Segundo o trecho apresentado, há quanto tempo quem narra não andava de bicicleta?
---------- Trecho apresentado ----------
Tinha mais de 10 anos que eu não andava de bicicleta gente! Confesso, estava morrendo de medo de tentar em uma ilha com estrada de terra e cheia de pedestres no meio do caminho! Nós já tínhamos combinado que nesse primeiro dia passearíamos à pé e no dia seguinte pegaríamos a bicicleta para ir nas praias mais distantes, mas após esse primeiro passeio, Felipe insistiu para voltarmos e pegar uma bike de uma vez. Depois de me convencer a arriscar a saúde dos meus joelhos, voltamos para perto do porto e alugamos a bendita bicicleta. (Que não tiramos foto, shame on us).


A gente tinha decidido levar uns sanduiches para esse primeiro dia e comemos na primeira praia mesmo, pois ficamos lá um pouco mais de tempo.

Depois de pegar a bicicleta eu fiz alguns testes, não caí imediatamente, então prosseguimos, já "motorizados"
---------- Material fornecido ----------
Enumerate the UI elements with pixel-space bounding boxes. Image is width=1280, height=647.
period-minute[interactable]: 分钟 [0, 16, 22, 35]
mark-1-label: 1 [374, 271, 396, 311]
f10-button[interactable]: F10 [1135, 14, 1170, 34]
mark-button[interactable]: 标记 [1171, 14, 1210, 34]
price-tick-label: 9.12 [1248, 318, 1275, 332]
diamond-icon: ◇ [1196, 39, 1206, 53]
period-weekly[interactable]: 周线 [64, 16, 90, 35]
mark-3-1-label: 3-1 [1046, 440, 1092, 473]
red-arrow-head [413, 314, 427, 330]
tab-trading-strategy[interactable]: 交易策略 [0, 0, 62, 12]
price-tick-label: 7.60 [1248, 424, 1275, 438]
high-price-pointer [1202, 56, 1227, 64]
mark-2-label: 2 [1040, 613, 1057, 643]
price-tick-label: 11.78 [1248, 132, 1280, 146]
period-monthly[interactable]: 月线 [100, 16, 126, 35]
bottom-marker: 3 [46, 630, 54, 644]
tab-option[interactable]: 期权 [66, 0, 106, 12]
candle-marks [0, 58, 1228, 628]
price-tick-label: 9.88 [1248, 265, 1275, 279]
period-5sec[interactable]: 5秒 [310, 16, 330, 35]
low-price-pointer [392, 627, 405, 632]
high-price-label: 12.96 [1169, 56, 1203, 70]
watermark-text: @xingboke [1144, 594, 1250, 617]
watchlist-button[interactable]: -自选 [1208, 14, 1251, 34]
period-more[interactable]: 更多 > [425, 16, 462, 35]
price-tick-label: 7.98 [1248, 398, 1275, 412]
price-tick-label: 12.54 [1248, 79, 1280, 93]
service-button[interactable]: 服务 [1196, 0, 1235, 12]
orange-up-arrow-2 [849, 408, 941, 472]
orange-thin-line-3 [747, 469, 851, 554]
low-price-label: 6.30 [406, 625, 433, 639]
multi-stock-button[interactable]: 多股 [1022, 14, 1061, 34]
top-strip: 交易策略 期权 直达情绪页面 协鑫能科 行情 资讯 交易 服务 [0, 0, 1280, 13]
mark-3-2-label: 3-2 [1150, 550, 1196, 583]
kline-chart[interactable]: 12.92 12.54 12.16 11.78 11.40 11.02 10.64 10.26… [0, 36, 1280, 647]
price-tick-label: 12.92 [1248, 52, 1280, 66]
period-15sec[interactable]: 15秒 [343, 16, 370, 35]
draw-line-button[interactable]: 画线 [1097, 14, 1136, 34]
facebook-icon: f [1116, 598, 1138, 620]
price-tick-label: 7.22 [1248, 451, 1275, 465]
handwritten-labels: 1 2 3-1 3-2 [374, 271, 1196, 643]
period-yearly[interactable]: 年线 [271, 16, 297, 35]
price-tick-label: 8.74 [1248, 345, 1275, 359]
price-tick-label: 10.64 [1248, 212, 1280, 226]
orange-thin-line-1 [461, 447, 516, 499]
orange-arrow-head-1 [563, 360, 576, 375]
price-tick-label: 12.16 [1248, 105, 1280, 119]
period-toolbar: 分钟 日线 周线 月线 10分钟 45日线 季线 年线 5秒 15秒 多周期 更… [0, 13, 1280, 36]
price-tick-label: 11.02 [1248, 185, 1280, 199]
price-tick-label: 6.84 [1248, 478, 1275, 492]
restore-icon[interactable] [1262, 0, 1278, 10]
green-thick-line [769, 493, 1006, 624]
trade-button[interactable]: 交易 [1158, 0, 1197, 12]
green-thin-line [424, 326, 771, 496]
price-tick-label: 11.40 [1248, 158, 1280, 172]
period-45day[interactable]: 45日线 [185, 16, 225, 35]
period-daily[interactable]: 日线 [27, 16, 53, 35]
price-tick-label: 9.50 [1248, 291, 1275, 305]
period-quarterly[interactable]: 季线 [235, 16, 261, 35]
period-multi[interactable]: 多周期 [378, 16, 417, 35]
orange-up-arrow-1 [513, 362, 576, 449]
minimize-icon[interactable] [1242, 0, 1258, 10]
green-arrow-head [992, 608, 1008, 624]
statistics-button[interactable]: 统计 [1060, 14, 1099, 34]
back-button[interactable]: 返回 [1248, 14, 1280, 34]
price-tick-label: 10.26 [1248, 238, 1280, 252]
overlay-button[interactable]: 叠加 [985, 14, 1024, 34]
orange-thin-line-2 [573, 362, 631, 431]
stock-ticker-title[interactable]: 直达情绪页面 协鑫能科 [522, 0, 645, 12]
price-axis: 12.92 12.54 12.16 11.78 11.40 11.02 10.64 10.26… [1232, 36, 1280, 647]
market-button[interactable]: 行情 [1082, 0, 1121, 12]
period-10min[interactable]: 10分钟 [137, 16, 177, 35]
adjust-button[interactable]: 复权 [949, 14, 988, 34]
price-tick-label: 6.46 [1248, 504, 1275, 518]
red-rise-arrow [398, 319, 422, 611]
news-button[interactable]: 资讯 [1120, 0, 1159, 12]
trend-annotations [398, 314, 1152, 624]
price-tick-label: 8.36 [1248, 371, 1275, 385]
----------
Resposta:
Há mais de 10 anos.